Text block:
For a file of 684Mb I think you should look seriously at the options for processing it in streaming mode, see
 
http://www.saxonica.com/documentation/sourcedocs/serial.html
 
Also, document projection might be of use:
 
http://www.saxonica.com/documentation/sourcedocs/projection.html
 
It might be possible to build a tree for this in memory, but it's pushing it - it depends how much memory you have available; the usual requirement is about 4x the raw document size. I haven't actually done much measurement of the memory requirements on the .NET side.
 
Stripping whitespace text nodes can often give you a useful improvement in both space and speed.
 
Michael Kay
http://www.saxonica.com/


From: Stephen Caffo [mailto:steve@mailbranch.com]
Sent: 04 December 2008 22:20
To: Mailing list for the SAXON XSLT and XQuery processor
Subject: Re: [saxon] Line numbering for XdmNode

Ok, I’ll try that.  Also, what is the proper way to load a large xml file for transformation?  I get out of System.OutOfMemory error using the code below.  The file is 684 mb.

 

Saxon.Api.Processor _SaxonProcessor = new Saxon.Api.Processor();

_SaxonProcessor.Implementation.setAllNodesUntyped(true);

_SaxonProcessor.Implementation.setLineNumbering(true);

 

Saxon.Api.DocumentBuilder _SaxonDoc = _SaxonProcessor.NewDocumentBuilder();

_SaxonDoc.BaseUri = new Uri("http://tempuri.org/");

_SaxonDoc.IsLineNumbering = true;

 

Saxon.Api.XdmNode saxonNode saxonNode = _SaxonDoc.Build(XMLFile);

 

 

From: Michael Kay [mailto:mike@saxonica.com]
Sent: Wednesday, December 03, 2008 4:47 AM
To: 'Mailing list for the SAXON XSLT and XQuery processor'
Subject: Re: [saxon] Line numbering for XdmNode

 

Line numbers are only included in a document if it's built using a SAX parser (or a pull parser) that supplies line number information. They aren't available for documents created as the output of a transformation or query, or constructed from a DOM. In theory you could insert a step into the processing pipeline that computes and supplies line numbers, but it sounds as though there are easier ways of doing what you want. Have you considered <xsl:number/>?

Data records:
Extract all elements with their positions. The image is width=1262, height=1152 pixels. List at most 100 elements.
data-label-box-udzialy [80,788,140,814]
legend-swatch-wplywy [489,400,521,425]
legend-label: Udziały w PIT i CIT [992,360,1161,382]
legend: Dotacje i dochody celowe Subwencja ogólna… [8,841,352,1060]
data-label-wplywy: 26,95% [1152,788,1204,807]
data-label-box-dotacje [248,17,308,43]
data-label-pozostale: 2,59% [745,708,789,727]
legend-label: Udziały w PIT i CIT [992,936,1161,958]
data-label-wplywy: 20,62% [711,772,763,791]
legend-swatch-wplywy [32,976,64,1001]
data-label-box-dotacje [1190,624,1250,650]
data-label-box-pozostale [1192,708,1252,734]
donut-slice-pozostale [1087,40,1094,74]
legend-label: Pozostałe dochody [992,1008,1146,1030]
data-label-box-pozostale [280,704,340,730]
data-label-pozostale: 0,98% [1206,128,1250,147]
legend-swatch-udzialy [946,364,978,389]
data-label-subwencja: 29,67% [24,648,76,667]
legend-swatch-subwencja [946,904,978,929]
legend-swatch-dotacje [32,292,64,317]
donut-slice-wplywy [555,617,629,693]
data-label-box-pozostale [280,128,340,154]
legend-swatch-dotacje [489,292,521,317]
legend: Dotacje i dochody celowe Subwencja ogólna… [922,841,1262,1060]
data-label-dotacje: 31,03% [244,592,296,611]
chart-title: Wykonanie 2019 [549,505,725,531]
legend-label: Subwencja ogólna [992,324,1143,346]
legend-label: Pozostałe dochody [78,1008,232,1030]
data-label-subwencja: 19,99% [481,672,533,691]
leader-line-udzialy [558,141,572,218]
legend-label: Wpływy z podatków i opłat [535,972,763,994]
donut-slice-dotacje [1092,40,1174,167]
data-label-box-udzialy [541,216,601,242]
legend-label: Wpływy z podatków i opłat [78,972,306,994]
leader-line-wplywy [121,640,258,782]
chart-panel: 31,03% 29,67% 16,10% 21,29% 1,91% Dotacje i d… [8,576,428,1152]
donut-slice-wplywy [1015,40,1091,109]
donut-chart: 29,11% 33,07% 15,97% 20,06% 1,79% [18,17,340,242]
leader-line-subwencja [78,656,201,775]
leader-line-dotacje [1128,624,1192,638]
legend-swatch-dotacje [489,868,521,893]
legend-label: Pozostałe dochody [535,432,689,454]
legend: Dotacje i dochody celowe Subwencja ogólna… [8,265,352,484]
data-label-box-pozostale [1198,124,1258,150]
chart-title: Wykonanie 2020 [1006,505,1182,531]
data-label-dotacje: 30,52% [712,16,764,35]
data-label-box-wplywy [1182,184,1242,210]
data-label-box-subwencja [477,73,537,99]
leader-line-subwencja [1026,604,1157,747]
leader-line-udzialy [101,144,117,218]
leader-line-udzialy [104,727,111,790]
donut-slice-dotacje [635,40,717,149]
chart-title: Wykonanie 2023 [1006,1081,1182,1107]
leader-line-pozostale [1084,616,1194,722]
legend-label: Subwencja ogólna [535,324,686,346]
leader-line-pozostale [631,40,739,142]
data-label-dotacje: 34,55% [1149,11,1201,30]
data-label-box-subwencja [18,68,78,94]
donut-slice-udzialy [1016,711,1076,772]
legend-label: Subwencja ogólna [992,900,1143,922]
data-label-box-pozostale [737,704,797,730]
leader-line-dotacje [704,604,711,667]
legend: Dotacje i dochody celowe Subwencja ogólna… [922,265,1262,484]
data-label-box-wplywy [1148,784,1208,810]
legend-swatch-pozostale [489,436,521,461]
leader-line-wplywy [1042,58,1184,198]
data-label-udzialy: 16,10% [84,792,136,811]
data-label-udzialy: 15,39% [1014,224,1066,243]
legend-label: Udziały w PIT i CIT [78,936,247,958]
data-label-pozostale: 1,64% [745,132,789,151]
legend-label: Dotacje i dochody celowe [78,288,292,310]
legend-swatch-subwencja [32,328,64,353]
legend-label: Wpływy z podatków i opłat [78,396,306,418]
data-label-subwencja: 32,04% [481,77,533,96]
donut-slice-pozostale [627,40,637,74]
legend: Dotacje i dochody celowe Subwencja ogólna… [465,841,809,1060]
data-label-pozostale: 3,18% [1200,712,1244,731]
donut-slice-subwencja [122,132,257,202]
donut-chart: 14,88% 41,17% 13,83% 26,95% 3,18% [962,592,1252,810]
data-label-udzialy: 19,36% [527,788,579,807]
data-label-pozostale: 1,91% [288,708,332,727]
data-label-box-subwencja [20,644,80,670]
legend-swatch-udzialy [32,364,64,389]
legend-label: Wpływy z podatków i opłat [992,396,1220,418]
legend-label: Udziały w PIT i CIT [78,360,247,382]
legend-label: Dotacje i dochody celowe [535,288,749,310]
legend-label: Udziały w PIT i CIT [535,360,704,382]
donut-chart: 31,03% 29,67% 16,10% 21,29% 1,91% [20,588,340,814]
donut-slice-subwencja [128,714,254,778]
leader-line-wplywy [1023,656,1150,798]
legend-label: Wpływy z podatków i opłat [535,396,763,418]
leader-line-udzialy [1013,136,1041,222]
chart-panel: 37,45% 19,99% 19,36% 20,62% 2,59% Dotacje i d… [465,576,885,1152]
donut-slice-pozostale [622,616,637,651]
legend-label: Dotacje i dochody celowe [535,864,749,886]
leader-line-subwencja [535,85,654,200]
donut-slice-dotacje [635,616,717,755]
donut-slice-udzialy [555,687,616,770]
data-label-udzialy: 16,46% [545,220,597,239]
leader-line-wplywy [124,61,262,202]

Prompt A:
Repeat everything in the data listing from its first line down to the line containing "donut-slice-pozostale [1087,40,1094,74]", with both of those lines included.
Prompt B:
Pick up the Saxon mailing-list thread after its last sentence and continue it.

Output A:
Extract all elements with their positions. The image is width=1262, height=1152 pixels. List at most 100 elements.
data-label-box-udzialy [80,788,140,814]
legend-swatch-wplywy [489,400,521,425]
legend-label: Udziały w PIT i CIT [992,360,1161,382]
legend: Dotacje i dochody celowe Subwencja ogólna… [8,841,352,1060]
data-label-wplywy: 26,95% [1152,788,1204,807]
data-label-box-dotacje [248,17,308,43]
data-label-pozostale: 2,59% [745,708,789,727]
legend-label: Udziały w PIT i CIT [992,936,1161,958]
data-label-wplywy: 20,62% [711,772,763,791]
legend-swatch-wplywy [32,976,64,1001]
data-label-box-dotacje [1190,624,1250,650]
data-label-box-pozostale [1192,708,1252,734]
donut-slice-pozostale [1087,40,1094,74]

Output B:
 

Michael Kay

http://www.saxonica.com/

 


From: Stephen Caffo [mailto:steve@mailbranch.com]
Sent: 02 December 2008 19:59
To: Mailing list for the SAXON XSLT and XQuery processor
Subject: [saxon] Line numbering for XdmNode

How can I use line numbering for an XDMNode?

 

I have something like the following:

 

 

Saxon.Api.XdmNode saxonNode;

Saxon.Api.XdmDestination results = new Saxon.Api.XdmDestination();

saxonNode = _SaxonDoc.Build(XMLFile);

 

transformer.Run(results);

transformer2.InitialContextNode = results.XdmNode;

results.Reset();

transformer2.Run(results);

 

 

 

Except I need line numbering on for the second transformation.  Do I have to pass my results.XDMNode back to the DocumentBuilder and if so what’s the best way to do that?

 

A little context: I’m using the saxon line number function to generate “unique” ids for elements.  I need unique integers (unique only for that element type for that file) and figured that was the best way to do it.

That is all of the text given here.